== EXERCISE GOAL ==
Copy out all of the following material word for word.
::: DATA IN THIS EXERCISE :::
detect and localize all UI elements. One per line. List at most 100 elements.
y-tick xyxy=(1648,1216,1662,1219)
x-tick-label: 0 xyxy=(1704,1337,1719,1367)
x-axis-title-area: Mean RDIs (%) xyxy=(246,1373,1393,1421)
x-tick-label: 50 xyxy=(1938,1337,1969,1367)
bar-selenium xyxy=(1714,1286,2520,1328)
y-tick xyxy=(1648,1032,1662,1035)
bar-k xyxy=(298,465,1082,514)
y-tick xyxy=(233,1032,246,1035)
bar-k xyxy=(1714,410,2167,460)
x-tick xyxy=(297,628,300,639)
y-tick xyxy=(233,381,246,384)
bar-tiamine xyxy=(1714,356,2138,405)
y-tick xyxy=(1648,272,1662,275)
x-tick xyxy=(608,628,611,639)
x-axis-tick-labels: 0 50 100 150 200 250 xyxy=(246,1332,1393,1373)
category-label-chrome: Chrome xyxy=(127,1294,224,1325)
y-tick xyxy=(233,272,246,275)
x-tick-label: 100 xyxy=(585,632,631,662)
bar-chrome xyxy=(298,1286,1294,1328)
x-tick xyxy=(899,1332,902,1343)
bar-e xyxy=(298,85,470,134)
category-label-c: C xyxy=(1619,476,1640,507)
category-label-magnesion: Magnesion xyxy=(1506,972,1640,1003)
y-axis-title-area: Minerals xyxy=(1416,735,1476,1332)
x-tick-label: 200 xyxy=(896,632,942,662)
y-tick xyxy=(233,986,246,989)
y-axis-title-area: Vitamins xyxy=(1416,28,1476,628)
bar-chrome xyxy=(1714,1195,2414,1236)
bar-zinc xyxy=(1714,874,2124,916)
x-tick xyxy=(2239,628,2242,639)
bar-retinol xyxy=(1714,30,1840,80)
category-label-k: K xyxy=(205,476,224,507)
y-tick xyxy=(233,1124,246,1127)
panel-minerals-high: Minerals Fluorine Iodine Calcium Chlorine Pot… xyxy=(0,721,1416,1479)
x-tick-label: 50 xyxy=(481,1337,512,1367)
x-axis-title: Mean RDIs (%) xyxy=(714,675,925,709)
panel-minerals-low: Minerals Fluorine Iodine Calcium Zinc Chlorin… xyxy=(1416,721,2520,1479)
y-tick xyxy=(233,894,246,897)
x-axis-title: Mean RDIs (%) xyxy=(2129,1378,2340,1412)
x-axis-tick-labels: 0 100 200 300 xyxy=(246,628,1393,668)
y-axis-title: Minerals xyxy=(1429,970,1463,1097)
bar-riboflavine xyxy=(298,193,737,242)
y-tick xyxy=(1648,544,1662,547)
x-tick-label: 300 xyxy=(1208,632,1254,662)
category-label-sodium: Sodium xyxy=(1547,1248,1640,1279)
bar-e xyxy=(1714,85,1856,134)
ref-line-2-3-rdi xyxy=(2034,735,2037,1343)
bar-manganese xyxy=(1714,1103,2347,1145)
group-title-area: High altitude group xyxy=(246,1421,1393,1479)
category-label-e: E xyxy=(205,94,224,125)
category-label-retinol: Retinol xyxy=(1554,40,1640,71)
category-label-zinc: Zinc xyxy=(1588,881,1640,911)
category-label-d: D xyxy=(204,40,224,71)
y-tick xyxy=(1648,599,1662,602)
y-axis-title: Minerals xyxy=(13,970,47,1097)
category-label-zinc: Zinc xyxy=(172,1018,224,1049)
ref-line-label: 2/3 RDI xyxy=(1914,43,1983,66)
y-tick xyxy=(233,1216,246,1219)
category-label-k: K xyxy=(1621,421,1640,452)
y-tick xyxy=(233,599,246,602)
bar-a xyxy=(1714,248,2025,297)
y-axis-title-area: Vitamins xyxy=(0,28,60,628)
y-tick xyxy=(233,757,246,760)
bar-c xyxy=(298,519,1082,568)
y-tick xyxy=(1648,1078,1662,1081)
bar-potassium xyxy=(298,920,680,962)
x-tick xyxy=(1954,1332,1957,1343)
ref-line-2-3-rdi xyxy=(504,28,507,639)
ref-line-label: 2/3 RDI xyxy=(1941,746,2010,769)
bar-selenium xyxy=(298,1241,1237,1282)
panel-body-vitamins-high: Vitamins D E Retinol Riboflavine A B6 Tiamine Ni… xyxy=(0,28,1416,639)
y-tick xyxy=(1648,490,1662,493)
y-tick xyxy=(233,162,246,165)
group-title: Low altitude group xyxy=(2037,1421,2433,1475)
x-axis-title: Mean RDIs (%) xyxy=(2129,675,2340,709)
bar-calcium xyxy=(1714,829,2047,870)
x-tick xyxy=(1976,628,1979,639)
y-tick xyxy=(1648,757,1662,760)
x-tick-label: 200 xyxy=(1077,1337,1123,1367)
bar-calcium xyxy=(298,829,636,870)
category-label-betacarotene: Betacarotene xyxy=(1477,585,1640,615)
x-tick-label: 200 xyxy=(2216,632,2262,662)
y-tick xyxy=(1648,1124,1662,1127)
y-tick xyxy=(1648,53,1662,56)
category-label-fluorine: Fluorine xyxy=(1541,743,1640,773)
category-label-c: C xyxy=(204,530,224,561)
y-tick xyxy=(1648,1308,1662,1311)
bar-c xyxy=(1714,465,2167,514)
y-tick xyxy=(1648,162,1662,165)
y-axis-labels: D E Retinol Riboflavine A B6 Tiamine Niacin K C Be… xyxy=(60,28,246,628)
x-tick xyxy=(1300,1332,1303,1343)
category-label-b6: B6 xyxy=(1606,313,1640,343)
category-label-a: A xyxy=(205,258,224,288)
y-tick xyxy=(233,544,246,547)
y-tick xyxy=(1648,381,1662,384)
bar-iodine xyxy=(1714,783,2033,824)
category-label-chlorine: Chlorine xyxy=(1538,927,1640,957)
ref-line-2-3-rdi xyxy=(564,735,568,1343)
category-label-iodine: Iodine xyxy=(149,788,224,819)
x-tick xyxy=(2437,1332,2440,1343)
:::
== WRITTEN RESPONSE ==
detect and localize all UI elements. One per line. List at most 100 elements.
y-tick xyxy=(1648,1216,1662,1219)
x-tick-label: 0 xyxy=(1704,1337,1719,1367)
x-axis-title-area: Mean RDIs (%) xyxy=(246,1373,1393,1421)
x-tick-label: 50 xyxy=(1938,1337,1969,1367)
bar-selenium xyxy=(1714,1286,2520,1328)
y-tick xyxy=(1648,1032,1662,1035)
bar-k xyxy=(298,465,1082,514)
y-tick xyxy=(233,1032,246,1035)
bar-k xyxy=(1714,410,2167,460)
x-tick xyxy=(297,628,300,639)
y-tick xyxy=(233,381,246,384)
bar-tiamine xyxy=(1714,356,2138,405)
y-tick xyxy=(1648,272,1662,275)
x-tick xyxy=(608,628,611,639)
x-axis-tick-labels: 0 50 100 150 200 250 xyxy=(246,1332,1393,1373)
category-label-chrome: Chrome xyxy=(127,1294,224,1325)
y-tick xyxy=(233,272,246,275)
x-tick-label: 100 xyxy=(585,632,631,662)
bar-chrome xyxy=(298,1286,1294,1328)
x-tick xyxy=(899,1332,902,1343)
bar-e xyxy=(298,85,470,134)
category-label-c: C xyxy=(1619,476,1640,507)
category-label-magnesion: Magnesion xyxy=(1506,972,1640,1003)
y-axis-title-area: Minerals xyxy=(1416,735,1476,1332)
x-tick-label: 200 xyxy=(896,632,942,662)
y-tick xyxy=(233,986,246,989)
y-axis-title-area: Vitamins xyxy=(1416,28,1476,628)
bar-chrome xyxy=(1714,1195,2414,1236)
bar-zinc xyxy=(1714,874,2124,916)
x-tick xyxy=(2239,628,2242,639)
bar-retinol xyxy=(1714,30,1840,80)
category-label-k: K xyxy=(205,476,224,507)
y-tick xyxy=(233,1124,246,1127)
panel-minerals-high: Minerals Fluorine Iodine Calcium Chlorine Pot… xyxy=(0,721,1416,1479)
x-tick-label: 50 xyxy=(481,1337,512,1367)
x-axis-title: Mean RDIs (%) xyxy=(714,675,925,709)
panel-minerals-low: Minerals Fluorine Iodine Calcium Zinc Chlorin… xyxy=(1416,721,2520,1479)
y-tick xyxy=(233,894,246,897)
x-axis-title: Mean RDIs (%) xyxy=(2129,1378,2340,1412)
x-axis-tick-labels: 0 100 200 300 xyxy=(246,628,1393,668)
y-axis-title: Minerals xyxy=(1429,970,1463,1097)
bar-riboflavine xyxy=(298,193,737,242)
y-tick xyxy=(1648,544,1662,547)
x-tick-label: 300 xyxy=(1208,632,1254,662)
category-label-sodium: Sodium xyxy=(1547,1248,1640,1279)
bar-e xyxy=(1714,85,1856,134)
ref-line-2-3-rdi xyxy=(2034,735,2037,1343)
bar-manganese xyxy=(1714,1103,2347,1145)
group-title-area: High altitude group xyxy=(246,1421,1393,1479)
category-label-e: E xyxy=(205,94,224,125)
category-label-retinol: Retinol xyxy=(1554,40,1640,71)
category-label-zinc: Zinc xyxy=(1588,881,1640,911)
category-label-d: D xyxy=(204,40,224,71)
y-tick xyxy=(1648,599,1662,602)
y-axis-title: Minerals xyxy=(13,970,47,1097)
category-label-zinc: Zinc xyxy=(172,1018,224,1049)
ref-line-label: 2/3 RDI xyxy=(1914,43,1983,66)
y-tick xyxy=(233,1216,246,1219)
category-label-k: K xyxy=(1621,421,1640,452)
y-tick xyxy=(233,599,246,602)
bar-a xyxy=(1714,248,2025,297)
y-axis-title-area: Vitamins xyxy=(0,28,60,628)
y-tick xyxy=(233,757,246,760)
bar-c xyxy=(298,519,1082,568)
y-tick xyxy=(1648,1078,1662,1081)
bar-potassium xyxy=(298,920,680,962)
x-tick xyxy=(1954,1332,1957,1343)
ref-line-2-3-rdi xyxy=(504,28,507,639)
ref-line-label: 2/3 RDI xyxy=(1941,746,2010,769)
bar-selenium xyxy=(298,1241,1237,1282)
panel-body-vitamins-high: Vitamins D E Retinol Riboflavine A B6 Tiamine Ni… xyxy=(0,28,1416,639)
y-tick xyxy=(1648,490,1662,493)
y-tick xyxy=(233,162,246,165)
group-title: Low altitude group xyxy=(2037,1421,2433,1475)
x-axis-title: Mean RDIs (%) xyxy=(2129,675,2340,709)
bar-calcium xyxy=(1714,829,2047,870)
x-tick xyxy=(1976,628,1979,639)
y-tick xyxy=(1648,757,1662,760)
x-tick-label: 200 xyxy=(1077,1337,1123,1367)
bar-calcium xyxy=(298,829,636,870)
category-label-betacarotene: Betacarotene xyxy=(1477,585,1640,615)
x-tick-label: 200 xyxy=(2216,632,2262,662)
y-tick xyxy=(1648,1124,1662,1127)
y-tick xyxy=(1648,53,1662,56)
category-label-fluorine: Fluorine xyxy=(1541,743,1640,773)
category-label-c: C xyxy=(204,530,224,561)
y-tick xyxy=(1648,1308,1662,1311)
bar-c xyxy=(1714,465,2167,514)
y-tick xyxy=(1648,162,1662,165)
y-axis-labels: D E Retinol Riboflavine A B6 Tiamine Niacin K C Be… xyxy=(60,28,246,628)
x-tick xyxy=(1300,1332,1303,1343)
category-label-b6: B6 xyxy=(1606,313,1640,343)
category-label-a: A xyxy=(205,258,224,288)
y-tick xyxy=(233,544,246,547)
y-tick xyxy=(1648,381,1662,384)
bar-iodine xyxy=(1714,783,2033,824)
category-label-chlorine: Chlorine xyxy=(1538,927,1640,957)
ref-line-2-3-rdi xyxy=(564,735,568,1343)
category-label-iodine: Iodine xyxy=(149,788,224,819)
x-tick xyxy=(2437,1332,2440,1343)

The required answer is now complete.